▶ Exercise prompt: In the following material, identify every line holding the string "text" and return it.

▶ Input records:

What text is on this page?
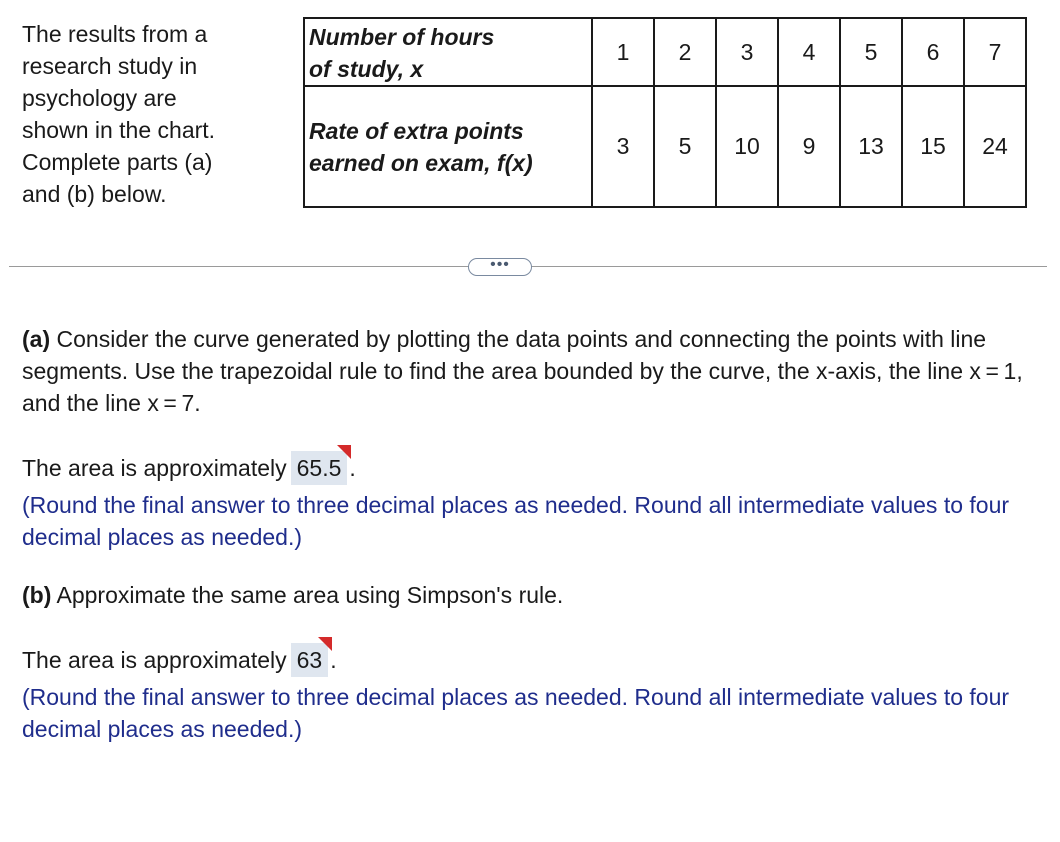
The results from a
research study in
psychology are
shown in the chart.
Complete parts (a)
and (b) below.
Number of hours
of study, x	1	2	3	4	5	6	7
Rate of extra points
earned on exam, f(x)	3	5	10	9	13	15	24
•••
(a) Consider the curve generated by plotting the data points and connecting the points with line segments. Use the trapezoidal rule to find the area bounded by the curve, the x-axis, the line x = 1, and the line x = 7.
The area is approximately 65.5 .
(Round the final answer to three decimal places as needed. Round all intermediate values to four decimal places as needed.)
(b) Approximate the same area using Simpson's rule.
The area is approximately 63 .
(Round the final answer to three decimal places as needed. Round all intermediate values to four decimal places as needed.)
---
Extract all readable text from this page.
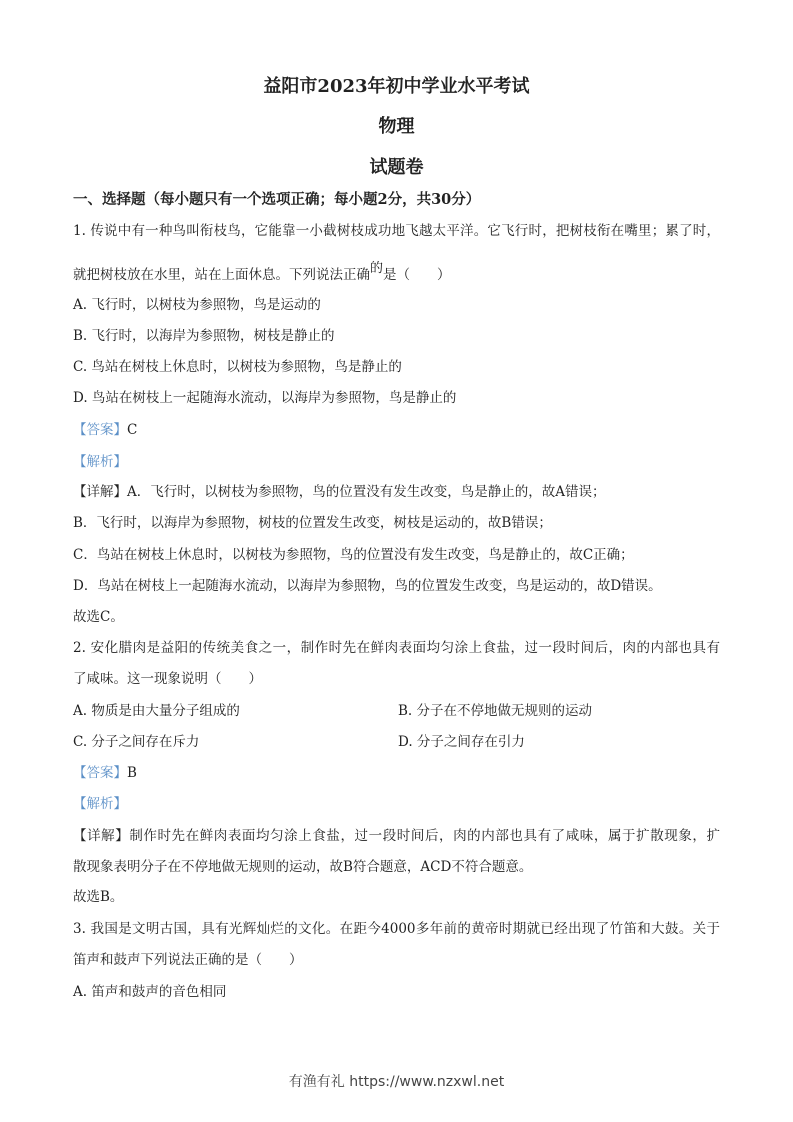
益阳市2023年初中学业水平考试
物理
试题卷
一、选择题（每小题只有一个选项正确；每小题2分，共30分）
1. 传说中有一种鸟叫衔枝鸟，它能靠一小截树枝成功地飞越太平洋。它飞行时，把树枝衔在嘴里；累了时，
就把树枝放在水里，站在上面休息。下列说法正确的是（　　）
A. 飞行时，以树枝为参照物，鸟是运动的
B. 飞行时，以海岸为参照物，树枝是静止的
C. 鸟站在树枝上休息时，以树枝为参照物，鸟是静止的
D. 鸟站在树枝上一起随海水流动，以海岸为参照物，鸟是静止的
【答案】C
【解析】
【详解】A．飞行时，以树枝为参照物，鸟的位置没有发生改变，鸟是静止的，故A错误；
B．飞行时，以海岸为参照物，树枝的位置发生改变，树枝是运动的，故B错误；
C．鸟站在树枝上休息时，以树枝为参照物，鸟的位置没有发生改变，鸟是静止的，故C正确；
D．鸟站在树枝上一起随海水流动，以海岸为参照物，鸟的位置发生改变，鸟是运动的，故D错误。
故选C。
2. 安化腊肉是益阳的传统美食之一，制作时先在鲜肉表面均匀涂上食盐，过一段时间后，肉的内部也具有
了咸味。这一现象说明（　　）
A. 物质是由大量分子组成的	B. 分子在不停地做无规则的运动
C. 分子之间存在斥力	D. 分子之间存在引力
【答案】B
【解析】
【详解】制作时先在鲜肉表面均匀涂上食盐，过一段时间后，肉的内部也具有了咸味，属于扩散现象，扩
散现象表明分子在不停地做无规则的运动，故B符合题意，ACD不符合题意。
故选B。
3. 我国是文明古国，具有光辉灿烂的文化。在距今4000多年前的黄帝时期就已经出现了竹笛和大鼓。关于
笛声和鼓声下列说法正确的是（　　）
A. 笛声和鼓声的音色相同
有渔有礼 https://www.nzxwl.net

▶ Problem solution:
What text is on this page?
Extract all readable text from this page.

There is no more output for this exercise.